[Structured figure records]
■ ■ ■ ■ ■
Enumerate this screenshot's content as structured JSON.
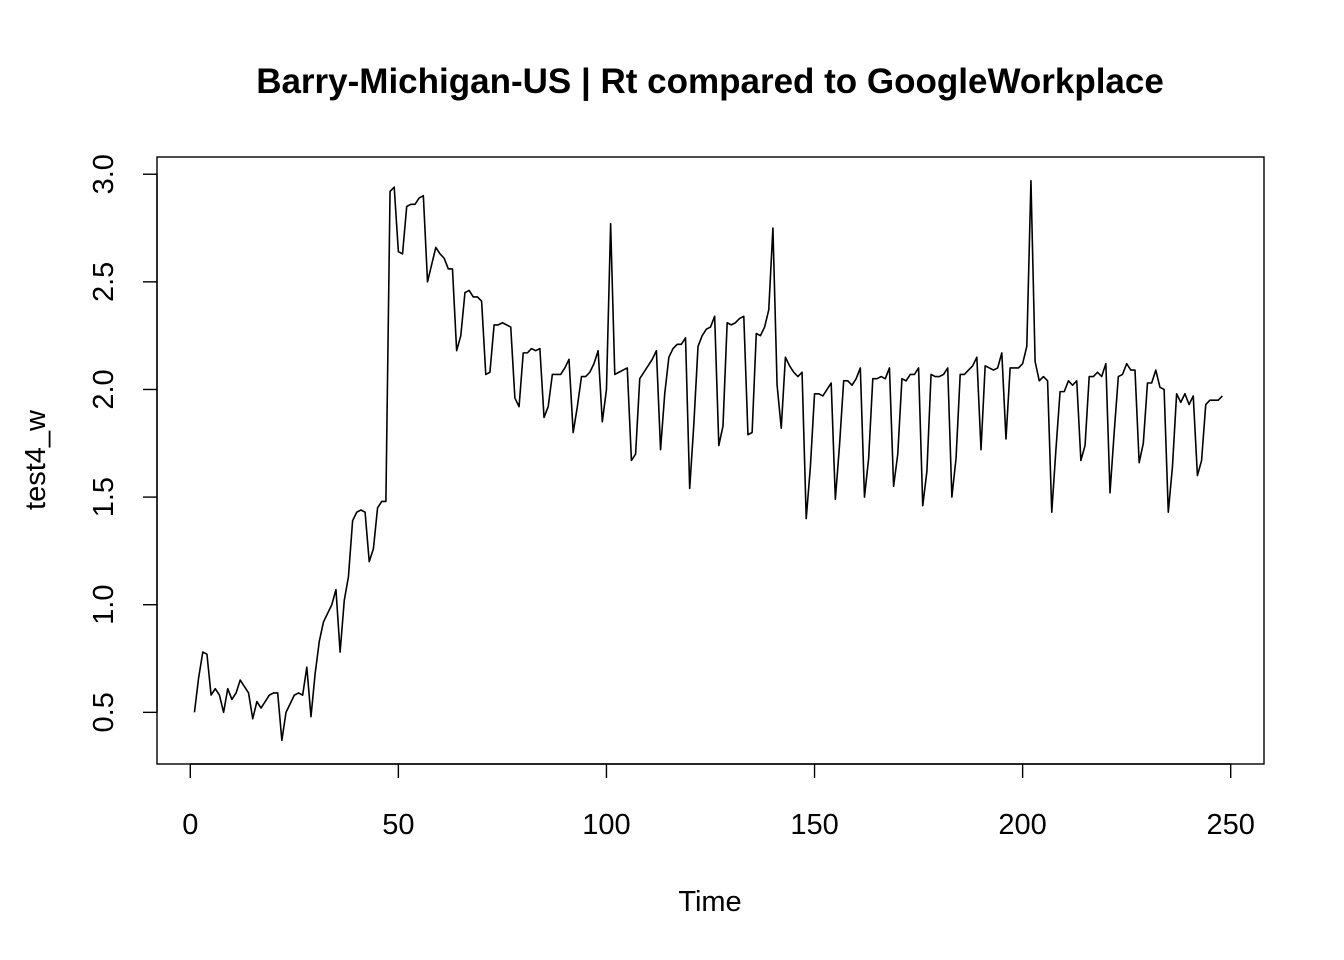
{
  "chart_data": {
    "type": "line",
    "title": "Barry-Michigan-US | Rt compared to GoogleWorkplace",
    "xlabel": "Time",
    "ylabel": "test4_w",
    "xlim": [
      -8,
      258
    ],
    "ylim": [
      0.26,
      3.08
    ],
    "x_ticks": [
      0,
      50,
      100,
      150,
      200,
      250
    ],
    "y_ticks": [
      0.5,
      1.0,
      1.5,
      2.0,
      2.5,
      3.0
    ],
    "x_tick_labels": [
      "0",
      "50",
      "100",
      "150",
      "200",
      "250"
    ],
    "y_tick_labels": [
      "0.5",
      "1.0",
      "1.5",
      "2.0",
      "2.5",
      "3.0"
    ],
    "grid": false,
    "legend": "none",
    "line_color": "#000000",
    "series": [
      {
        "x_start": 1,
        "values": [
          0.5,
          0.66,
          0.78,
          0.77,
          0.58,
          0.61,
          0.58,
          0.5,
          0.61,
          0.56,
          0.59,
          0.65,
          0.62,
          0.59,
          0.47,
          0.55,
          0.52,
          0.55,
          0.58,
          0.59,
          0.59,
          0.37,
          0.5,
          0.54,
          0.58,
          0.59,
          0.58,
          0.71,
          0.48,
          0.68,
          0.83,
          0.92,
          0.96,
          1.0,
          1.07,
          0.78,
          1.02,
          1.13,
          1.39,
          1.43,
          1.44,
          1.43,
          1.2,
          1.26,
          1.45,
          1.48,
          1.48,
          2.92,
          2.94,
          2.64,
          2.63,
          2.85,
          2.86,
          2.86,
          2.89,
          2.9,
          2.5,
          2.58,
          2.66,
          2.63,
          2.61,
          2.56,
          2.56,
          2.18,
          2.25,
          2.45,
          2.46,
          2.43,
          2.43,
          2.41,
          2.07,
          2.08,
          2.3,
          2.3,
          2.31,
          2.3,
          2.29,
          1.96,
          1.92,
          2.17,
          2.17,
          2.19,
          2.18,
          2.19,
          1.87,
          1.92,
          2.07,
          2.07,
          2.07,
          2.1,
          2.14,
          1.8,
          1.92,
          2.06,
          2.06,
          2.08,
          2.12,
          2.18,
          1.85,
          2.0,
          2.77,
          2.07,
          2.08,
          2.09,
          2.1,
          1.67,
          1.7,
          2.05,
          2.08,
          2.11,
          2.14,
          2.18,
          1.72,
          1.98,
          2.15,
          2.19,
          2.21,
          2.21,
          2.24,
          1.54,
          1.84,
          2.2,
          2.25,
          2.28,
          2.29,
          2.34,
          1.74,
          1.83,
          2.31,
          2.3,
          2.31,
          2.33,
          2.34,
          1.79,
          1.8,
          2.26,
          2.25,
          2.29,
          2.37,
          2.75,
          2.02,
          1.82,
          2.15,
          2.11,
          2.08,
          2.06,
          2.08,
          1.4,
          1.64,
          1.98,
          1.98,
          1.97,
          2.0,
          2.03,
          1.49,
          1.74,
          2.04,
          2.04,
          2.02,
          2.05,
          2.1,
          1.5,
          1.68,
          2.05,
          2.05,
          2.06,
          2.05,
          2.1,
          1.55,
          1.7,
          2.05,
          2.04,
          2.07,
          2.07,
          2.1,
          1.46,
          1.62,
          2.07,
          2.06,
          2.06,
          2.07,
          2.1,
          1.5,
          1.68,
          2.07,
          2.07,
          2.09,
          2.11,
          2.15,
          1.72,
          2.11,
          2.1,
          2.09,
          2.1,
          2.17,
          1.77,
          2.1,
          2.1,
          2.1,
          2.12,
          2.2,
          2.97,
          2.13,
          2.04,
          2.06,
          2.04,
          1.43,
          1.72,
          1.99,
          1.99,
          2.04,
          2.02,
          2.04,
          1.67,
          1.74,
          2.06,
          2.06,
          2.08,
          2.06,
          2.12,
          1.52,
          1.8,
          2.06,
          2.07,
          2.12,
          2.09,
          2.09,
          1.66,
          1.75,
          2.03,
          2.03,
          2.09,
          2.01,
          2.0,
          1.43,
          1.64,
          1.98,
          1.94,
          1.98,
          1.93,
          1.97,
          1.6,
          1.67,
          1.93,
          1.95,
          1.95,
          1.95,
          1.97
        ]
      }
    ]
  }
}
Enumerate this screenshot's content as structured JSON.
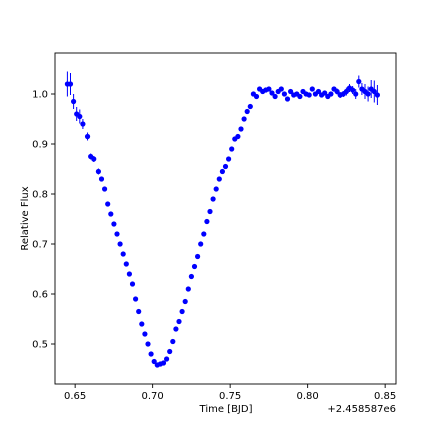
{
  "chart_data": {
    "type": "scatter",
    "xlabel": "Time [BJD]",
    "ylabel": "Relative Flux",
    "x_offset_label": "+2.458587e6",
    "xlim": [
      0.637,
      0.857
    ],
    "ylim": [
      0.42,
      1.082
    ],
    "x_ticks": [
      0.65,
      0.7,
      0.75,
      0.8,
      0.85
    ],
    "x_tick_labels": [
      "0.65",
      "0.70",
      "0.75",
      "0.80",
      "0.85"
    ],
    "y_ticks": [
      0.5,
      0.6,
      0.7,
      0.8,
      0.9,
      1.0
    ],
    "y_tick_labels": [
      "0.5",
      "0.6",
      "0.7",
      "0.8",
      "0.9",
      "1.0"
    ],
    "grid": false,
    "marker_color": "#0000ff",
    "series": [
      {
        "x": [
          0.645,
          0.647,
          0.649,
          0.651,
          0.653,
          0.655,
          0.658,
          0.66,
          0.662,
          0.665,
          0.667,
          0.669,
          0.671,
          0.673,
          0.675,
          0.677,
          0.679,
          0.681,
          0.683,
          0.685,
          0.687,
          0.689,
          0.691,
          0.693,
          0.695,
          0.697,
          0.699,
          0.701,
          0.703,
          0.705,
          0.707,
          0.709,
          0.711,
          0.713,
          0.715,
          0.717,
          0.719,
          0.721,
          0.723,
          0.725,
          0.727,
          0.729,
          0.731,
          0.733,
          0.735,
          0.737,
          0.739,
          0.741,
          0.743,
          0.745,
          0.747,
          0.749,
          0.751,
          0.753,
          0.755,
          0.757,
          0.759,
          0.761,
          0.763,
          0.765,
          0.767,
          0.769,
          0.771,
          0.773,
          0.775,
          0.777,
          0.779,
          0.781,
          0.783,
          0.785,
          0.787,
          0.789,
          0.791,
          0.793,
          0.795,
          0.797,
          0.799,
          0.801,
          0.803,
          0.805,
          0.807,
          0.809,
          0.811,
          0.813,
          0.815,
          0.817,
          0.819,
          0.821,
          0.823,
          0.825,
          0.827,
          0.829,
          0.831,
          0.833,
          0.835,
          0.837,
          0.839,
          0.841,
          0.843,
          0.845
        ],
        "y": [
          1.02,
          1.02,
          0.985,
          0.96,
          0.955,
          0.94,
          0.915,
          0.875,
          0.87,
          0.845,
          0.83,
          0.81,
          0.78,
          0.76,
          0.74,
          0.72,
          0.7,
          0.68,
          0.66,
          0.64,
          0.62,
          0.59,
          0.565,
          0.54,
          0.52,
          0.5,
          0.48,
          0.465,
          0.458,
          0.46,
          0.462,
          0.47,
          0.485,
          0.505,
          0.53,
          0.545,
          0.565,
          0.585,
          0.61,
          0.635,
          0.655,
          0.675,
          0.7,
          0.72,
          0.745,
          0.765,
          0.79,
          0.81,
          0.83,
          0.845,
          0.855,
          0.87,
          0.89,
          0.91,
          0.915,
          0.93,
          0.95,
          0.965,
          0.975,
          1.0,
          0.995,
          1.01,
          1.005,
          1.008,
          1.01,
          1.002,
          0.995,
          1.005,
          1.01,
          1.0,
          0.99,
          1.005,
          0.998,
          1.0,
          0.995,
          1.005,
          1.0,
          0.998,
          1.01,
          1.0,
          1.005,
          0.998,
          1.002,
          0.995,
          1.0,
          1.01,
          1.005,
          0.998,
          1.0,
          1.005,
          1.012,
          1.008,
          1.0,
          1.025,
          1.01,
          1.005,
          1.0,
          1.01,
          1.005,
          0.998
        ],
        "err": [
          0.025,
          0.022,
          0.015,
          0.014,
          0.014,
          0.01,
          0.008,
          0.006,
          0.006,
          0.006,
          0.005,
          0.005,
          0.005,
          0.005,
          0.005,
          0.005,
          0.005,
          0.005,
          0.005,
          0.005,
          0.005,
          0.005,
          0.005,
          0.005,
          0.005,
          0.005,
          0.005,
          0.005,
          0.005,
          0.005,
          0.005,
          0.005,
          0.005,
          0.005,
          0.005,
          0.005,
          0.005,
          0.005,
          0.005,
          0.005,
          0.005,
          0.005,
          0.005,
          0.005,
          0.005,
          0.005,
          0.005,
          0.005,
          0.005,
          0.005,
          0.005,
          0.005,
          0.005,
          0.005,
          0.005,
          0.005,
          0.005,
          0.005,
          0.005,
          0.005,
          0.005,
          0.005,
          0.005,
          0.005,
          0.005,
          0.005,
          0.005,
          0.005,
          0.005,
          0.005,
          0.005,
          0.005,
          0.005,
          0.005,
          0.005,
          0.005,
          0.005,
          0.005,
          0.005,
          0.005,
          0.005,
          0.005,
          0.005,
          0.005,
          0.005,
          0.005,
          0.006,
          0.006,
          0.006,
          0.008,
          0.008,
          0.008,
          0.01,
          0.012,
          0.012,
          0.015,
          0.015,
          0.018,
          0.022,
          0.02
        ]
      }
    ]
  }
}
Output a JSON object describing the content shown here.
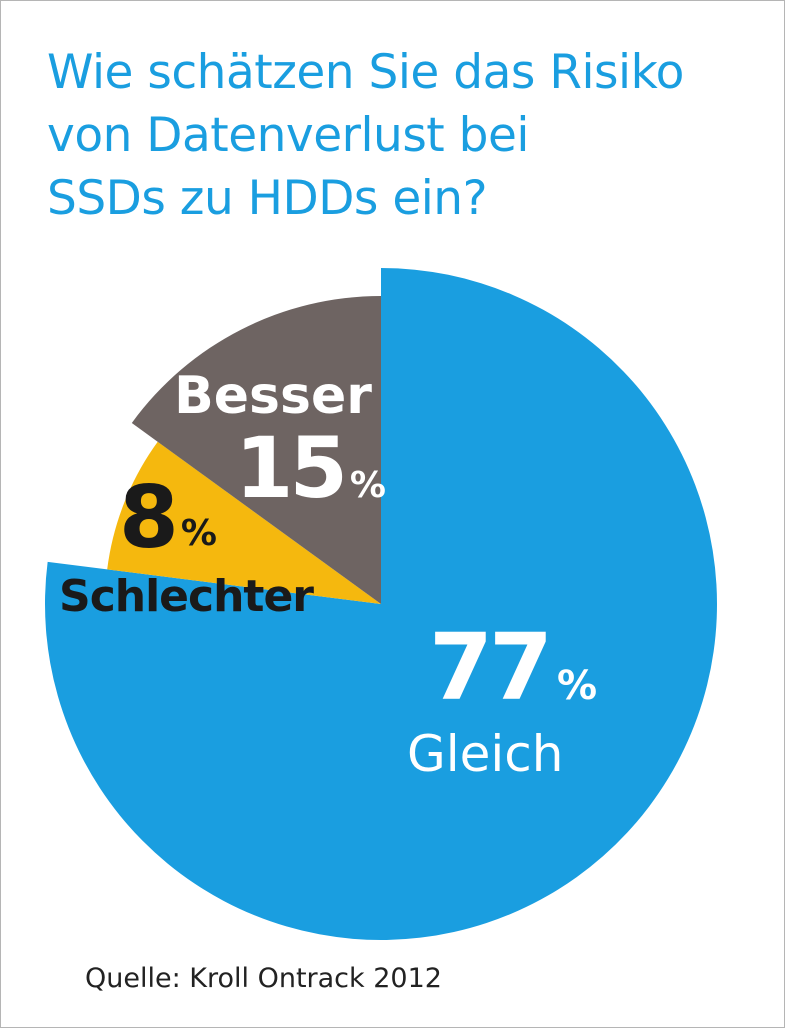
{
  "chart_data": {
    "type": "pie",
    "title": "Wie schätzen Sie das Risiko von Datenverlust bei SSDs zu HDDs ein?",
    "title_lines": [
      "Wie schätzen Sie das Risiko",
      "von Datenverlust bei",
      "SSDs zu HDDs ein?"
    ],
    "slices": [
      {
        "label": "Gleich",
        "value": 77,
        "value_text": "77",
        "unit": "%",
        "color": "#1a9ee0",
        "text_color": "#ffffff"
      },
      {
        "label": "Schlechter",
        "value": 8,
        "value_text": "8",
        "unit": "%",
        "color": "#f5b80e",
        "text_color": "#1a1a1a"
      },
      {
        "label": "Besser",
        "value": 15,
        "value_text": "15",
        "unit": "%",
        "color": "#6e6462",
        "text_color": "#ffffff"
      }
    ],
    "legend": "none",
    "source": "Quelle: Kroll Ontrack 2012"
  }
}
■ ■ ■ ■ ■
The problem -
Write out exactly the lines from the one that contains "Output a JSON" through the last line of the data above, both included. Leave every picture out.

Solution -
Output a JSON object describing the content shown here.
{
  "chart_data": {
    "type": "pie",
    "title": "Wie schätzen Sie das Risiko von Datenverlust bei SSDs zu HDDs ein?",
    "title_lines": [
      "Wie schätzen Sie das Risiko",
      "von Datenverlust bei",
      "SSDs zu HDDs ein?"
    ],
    "slices": [
      {
        "label": "Gleich",
        "value": 77,
        "value_text": "77",
        "unit": "%",
        "color": "#1a9ee0",
        "text_color": "#ffffff"
      },
      {
        "label": "Schlechter",
        "value": 8,
        "value_text": "8",
        "unit": "%",
        "color": "#f5b80e",
        "text_color": "#1a1a1a"
      },
      {
        "label": "Besser",
        "value": 15,
        "value_text": "15",
        "unit": "%",
        "color": "#6e6462",
        "text_color": "#ffffff"
      }
    ],
    "legend": "none",
    "source": "Quelle: Kroll Ontrack 2012"
  }
}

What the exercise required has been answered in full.